* start *

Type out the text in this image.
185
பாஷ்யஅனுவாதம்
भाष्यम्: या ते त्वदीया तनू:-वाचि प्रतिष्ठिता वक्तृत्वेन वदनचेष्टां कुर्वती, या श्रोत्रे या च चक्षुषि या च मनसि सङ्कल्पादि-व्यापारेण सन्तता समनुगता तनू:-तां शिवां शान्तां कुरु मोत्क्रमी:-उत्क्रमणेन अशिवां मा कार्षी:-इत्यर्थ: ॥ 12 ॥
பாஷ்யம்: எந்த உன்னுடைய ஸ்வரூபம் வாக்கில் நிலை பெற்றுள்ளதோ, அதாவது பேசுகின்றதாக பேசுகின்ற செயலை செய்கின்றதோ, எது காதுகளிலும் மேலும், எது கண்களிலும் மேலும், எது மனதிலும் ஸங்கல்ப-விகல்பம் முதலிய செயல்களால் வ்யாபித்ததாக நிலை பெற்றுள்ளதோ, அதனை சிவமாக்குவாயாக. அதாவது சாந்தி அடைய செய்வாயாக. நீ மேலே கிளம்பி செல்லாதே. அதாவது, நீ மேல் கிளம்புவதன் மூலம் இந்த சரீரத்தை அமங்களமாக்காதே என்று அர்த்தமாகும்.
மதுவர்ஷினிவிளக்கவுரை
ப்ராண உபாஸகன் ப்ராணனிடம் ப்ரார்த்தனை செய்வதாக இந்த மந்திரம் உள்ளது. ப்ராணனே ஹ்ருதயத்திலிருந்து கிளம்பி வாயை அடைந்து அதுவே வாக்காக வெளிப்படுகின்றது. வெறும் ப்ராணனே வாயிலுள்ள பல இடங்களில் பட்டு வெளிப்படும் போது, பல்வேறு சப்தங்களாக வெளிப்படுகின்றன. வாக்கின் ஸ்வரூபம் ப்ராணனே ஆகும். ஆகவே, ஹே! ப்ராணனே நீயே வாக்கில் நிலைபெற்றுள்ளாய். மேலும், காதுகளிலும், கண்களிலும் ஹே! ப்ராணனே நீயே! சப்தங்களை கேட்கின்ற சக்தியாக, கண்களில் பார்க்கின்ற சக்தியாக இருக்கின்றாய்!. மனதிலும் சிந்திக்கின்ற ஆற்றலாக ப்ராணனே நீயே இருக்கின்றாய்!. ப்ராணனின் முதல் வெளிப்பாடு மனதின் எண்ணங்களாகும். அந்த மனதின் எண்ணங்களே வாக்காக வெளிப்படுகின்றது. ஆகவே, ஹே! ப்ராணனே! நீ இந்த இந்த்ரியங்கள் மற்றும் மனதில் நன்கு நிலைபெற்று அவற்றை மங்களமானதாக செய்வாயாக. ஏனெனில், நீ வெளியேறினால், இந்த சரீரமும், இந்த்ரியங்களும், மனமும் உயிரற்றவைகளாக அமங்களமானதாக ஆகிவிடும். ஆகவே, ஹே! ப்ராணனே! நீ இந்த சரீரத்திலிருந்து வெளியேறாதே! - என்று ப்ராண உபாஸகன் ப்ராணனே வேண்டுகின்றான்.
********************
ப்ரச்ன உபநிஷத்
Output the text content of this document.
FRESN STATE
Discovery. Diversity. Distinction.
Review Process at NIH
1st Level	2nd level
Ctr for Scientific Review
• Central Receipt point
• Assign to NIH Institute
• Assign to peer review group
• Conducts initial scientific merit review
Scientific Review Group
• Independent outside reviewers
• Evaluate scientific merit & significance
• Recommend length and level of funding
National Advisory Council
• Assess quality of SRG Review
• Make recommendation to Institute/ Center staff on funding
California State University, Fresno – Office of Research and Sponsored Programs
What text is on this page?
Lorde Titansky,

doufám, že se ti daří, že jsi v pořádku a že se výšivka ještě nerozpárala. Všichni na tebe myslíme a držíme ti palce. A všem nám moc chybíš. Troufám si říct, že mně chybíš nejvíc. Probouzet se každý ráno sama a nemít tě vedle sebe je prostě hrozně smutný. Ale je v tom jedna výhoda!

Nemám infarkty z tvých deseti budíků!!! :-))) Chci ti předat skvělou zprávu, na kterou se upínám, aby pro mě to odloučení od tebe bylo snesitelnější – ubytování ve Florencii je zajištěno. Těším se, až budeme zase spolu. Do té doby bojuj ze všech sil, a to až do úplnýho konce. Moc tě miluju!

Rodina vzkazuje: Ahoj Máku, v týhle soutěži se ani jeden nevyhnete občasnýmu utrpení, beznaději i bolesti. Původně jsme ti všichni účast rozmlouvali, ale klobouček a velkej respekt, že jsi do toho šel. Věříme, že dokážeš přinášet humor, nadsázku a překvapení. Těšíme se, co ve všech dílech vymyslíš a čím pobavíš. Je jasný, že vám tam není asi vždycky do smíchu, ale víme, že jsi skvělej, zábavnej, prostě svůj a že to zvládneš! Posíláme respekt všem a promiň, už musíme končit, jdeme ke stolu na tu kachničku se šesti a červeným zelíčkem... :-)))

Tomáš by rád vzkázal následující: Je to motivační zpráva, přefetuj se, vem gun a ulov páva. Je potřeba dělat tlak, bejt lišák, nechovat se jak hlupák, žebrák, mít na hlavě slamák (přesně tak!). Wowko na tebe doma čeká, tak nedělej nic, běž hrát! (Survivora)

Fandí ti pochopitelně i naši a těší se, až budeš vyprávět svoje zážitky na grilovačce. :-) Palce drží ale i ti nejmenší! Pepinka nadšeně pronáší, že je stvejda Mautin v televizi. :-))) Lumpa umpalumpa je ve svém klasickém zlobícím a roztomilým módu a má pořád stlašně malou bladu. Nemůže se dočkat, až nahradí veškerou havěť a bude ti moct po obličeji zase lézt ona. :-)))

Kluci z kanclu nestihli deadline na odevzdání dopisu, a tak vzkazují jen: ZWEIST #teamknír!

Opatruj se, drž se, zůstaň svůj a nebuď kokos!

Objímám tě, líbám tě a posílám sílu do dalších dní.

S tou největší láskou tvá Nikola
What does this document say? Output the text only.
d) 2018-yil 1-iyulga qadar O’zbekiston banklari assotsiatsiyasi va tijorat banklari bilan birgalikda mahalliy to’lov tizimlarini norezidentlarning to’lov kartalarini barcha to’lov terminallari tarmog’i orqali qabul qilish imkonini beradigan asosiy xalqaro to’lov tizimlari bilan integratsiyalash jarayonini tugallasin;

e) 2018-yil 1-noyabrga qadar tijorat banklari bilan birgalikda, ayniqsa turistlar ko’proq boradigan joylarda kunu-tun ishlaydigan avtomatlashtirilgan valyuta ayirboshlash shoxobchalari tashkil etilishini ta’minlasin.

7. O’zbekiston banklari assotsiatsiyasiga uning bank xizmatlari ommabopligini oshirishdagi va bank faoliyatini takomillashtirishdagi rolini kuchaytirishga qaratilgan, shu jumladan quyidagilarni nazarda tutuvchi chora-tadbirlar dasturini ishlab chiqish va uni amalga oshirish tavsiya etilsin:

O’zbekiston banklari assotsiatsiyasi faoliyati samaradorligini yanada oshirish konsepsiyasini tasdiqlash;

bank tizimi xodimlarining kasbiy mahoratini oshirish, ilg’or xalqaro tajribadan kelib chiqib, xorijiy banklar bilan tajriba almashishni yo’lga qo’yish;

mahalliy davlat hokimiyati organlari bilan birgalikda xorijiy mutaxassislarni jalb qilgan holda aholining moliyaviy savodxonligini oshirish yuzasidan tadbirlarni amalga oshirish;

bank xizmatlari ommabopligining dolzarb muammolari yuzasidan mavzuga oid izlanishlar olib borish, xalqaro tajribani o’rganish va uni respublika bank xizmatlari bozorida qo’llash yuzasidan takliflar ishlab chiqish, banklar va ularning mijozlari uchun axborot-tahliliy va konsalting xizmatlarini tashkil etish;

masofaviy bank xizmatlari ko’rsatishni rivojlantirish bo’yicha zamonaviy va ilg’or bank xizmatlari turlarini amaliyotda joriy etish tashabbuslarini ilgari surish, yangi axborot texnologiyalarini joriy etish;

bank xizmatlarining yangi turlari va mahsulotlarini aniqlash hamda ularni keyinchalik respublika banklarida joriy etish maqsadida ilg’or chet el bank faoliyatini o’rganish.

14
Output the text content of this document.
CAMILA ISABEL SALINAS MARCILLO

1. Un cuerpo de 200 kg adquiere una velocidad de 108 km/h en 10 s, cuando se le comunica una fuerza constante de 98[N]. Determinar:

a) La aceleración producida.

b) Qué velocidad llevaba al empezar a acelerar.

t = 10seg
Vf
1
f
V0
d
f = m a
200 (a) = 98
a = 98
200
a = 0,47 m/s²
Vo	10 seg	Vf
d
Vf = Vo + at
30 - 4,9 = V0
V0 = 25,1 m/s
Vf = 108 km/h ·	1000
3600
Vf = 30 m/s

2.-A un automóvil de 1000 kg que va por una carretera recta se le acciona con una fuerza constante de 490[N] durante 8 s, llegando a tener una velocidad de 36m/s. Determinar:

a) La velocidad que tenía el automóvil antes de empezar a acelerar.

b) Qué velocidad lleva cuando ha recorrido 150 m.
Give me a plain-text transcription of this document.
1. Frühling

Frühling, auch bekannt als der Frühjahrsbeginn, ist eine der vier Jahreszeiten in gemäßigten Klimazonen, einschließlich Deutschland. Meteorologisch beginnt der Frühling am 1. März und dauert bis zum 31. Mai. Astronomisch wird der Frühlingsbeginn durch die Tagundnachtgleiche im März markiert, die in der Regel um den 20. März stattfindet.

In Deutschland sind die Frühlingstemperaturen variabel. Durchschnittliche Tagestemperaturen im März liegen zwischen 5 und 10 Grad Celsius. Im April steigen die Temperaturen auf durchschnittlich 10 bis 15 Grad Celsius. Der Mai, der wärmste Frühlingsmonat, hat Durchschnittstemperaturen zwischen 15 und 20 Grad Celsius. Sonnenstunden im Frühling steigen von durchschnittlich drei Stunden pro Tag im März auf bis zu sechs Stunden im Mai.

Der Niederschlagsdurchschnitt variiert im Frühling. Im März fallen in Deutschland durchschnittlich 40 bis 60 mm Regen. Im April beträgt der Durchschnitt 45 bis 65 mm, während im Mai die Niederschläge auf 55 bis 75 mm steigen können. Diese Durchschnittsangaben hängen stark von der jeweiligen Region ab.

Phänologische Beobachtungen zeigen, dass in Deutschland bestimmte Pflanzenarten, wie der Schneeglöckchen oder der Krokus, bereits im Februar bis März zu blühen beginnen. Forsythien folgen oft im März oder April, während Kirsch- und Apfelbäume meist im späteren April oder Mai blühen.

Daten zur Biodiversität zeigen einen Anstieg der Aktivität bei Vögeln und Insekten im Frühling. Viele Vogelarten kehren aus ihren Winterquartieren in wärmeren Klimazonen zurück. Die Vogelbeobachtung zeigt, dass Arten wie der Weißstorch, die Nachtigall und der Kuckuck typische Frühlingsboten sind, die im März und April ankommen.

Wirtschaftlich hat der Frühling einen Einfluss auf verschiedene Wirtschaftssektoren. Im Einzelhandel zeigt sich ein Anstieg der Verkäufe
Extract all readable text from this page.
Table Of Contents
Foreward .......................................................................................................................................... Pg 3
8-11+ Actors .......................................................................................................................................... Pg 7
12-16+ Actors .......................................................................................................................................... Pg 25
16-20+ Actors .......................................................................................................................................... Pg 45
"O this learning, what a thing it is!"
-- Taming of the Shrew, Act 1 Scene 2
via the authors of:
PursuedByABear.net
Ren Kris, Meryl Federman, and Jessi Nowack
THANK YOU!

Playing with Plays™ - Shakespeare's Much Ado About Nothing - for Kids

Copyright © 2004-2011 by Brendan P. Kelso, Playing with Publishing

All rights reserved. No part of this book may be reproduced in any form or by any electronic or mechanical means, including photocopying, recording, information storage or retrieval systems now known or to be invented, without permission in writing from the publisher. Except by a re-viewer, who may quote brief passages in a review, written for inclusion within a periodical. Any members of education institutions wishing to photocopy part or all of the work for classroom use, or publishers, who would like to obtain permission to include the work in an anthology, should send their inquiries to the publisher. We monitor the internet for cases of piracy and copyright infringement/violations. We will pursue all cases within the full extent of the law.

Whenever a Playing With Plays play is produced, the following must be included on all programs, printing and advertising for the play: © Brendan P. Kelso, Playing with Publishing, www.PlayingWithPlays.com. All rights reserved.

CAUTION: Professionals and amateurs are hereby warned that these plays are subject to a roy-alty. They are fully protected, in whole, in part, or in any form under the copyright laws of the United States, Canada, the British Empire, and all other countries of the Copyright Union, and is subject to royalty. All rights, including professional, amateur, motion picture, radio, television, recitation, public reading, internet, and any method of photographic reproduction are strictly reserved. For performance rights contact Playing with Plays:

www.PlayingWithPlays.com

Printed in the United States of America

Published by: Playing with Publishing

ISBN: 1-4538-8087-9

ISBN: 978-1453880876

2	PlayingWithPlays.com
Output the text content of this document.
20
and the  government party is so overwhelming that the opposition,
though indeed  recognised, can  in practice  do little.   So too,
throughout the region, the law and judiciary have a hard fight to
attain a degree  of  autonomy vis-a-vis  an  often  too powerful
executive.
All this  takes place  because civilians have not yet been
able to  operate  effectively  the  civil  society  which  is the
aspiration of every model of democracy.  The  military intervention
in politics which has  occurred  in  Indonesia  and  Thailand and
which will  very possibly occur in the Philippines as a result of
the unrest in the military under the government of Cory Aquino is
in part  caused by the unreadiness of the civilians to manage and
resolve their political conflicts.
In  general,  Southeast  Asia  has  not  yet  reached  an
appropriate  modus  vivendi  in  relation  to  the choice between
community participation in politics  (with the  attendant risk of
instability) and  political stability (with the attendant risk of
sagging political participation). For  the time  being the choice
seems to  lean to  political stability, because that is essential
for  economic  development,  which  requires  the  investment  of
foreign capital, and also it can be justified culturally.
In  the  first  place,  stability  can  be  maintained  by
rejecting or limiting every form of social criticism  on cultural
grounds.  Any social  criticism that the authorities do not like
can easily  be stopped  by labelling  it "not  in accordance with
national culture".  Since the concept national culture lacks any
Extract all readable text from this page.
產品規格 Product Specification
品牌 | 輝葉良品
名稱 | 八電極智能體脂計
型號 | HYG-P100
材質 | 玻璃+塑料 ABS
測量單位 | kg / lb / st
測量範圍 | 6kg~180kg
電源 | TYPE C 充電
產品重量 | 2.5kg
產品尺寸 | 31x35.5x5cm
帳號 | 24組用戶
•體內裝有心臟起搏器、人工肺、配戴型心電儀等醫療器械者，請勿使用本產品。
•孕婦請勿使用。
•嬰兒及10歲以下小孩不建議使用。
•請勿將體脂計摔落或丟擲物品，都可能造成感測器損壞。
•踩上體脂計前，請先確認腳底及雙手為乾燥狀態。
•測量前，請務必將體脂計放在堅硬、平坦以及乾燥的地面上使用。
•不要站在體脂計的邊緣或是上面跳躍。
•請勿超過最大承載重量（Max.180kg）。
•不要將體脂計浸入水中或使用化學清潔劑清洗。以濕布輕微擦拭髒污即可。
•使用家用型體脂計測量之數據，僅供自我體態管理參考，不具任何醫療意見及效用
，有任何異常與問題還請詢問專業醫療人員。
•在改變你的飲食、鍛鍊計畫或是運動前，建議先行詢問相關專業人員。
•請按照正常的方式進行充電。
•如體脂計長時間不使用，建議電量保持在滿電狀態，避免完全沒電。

* end *

> WHAT YOU ARE ASKED TO DO: Return nothing except the number of lines that include the string "steigen".

> RESULT OF THE EXERCISE: 2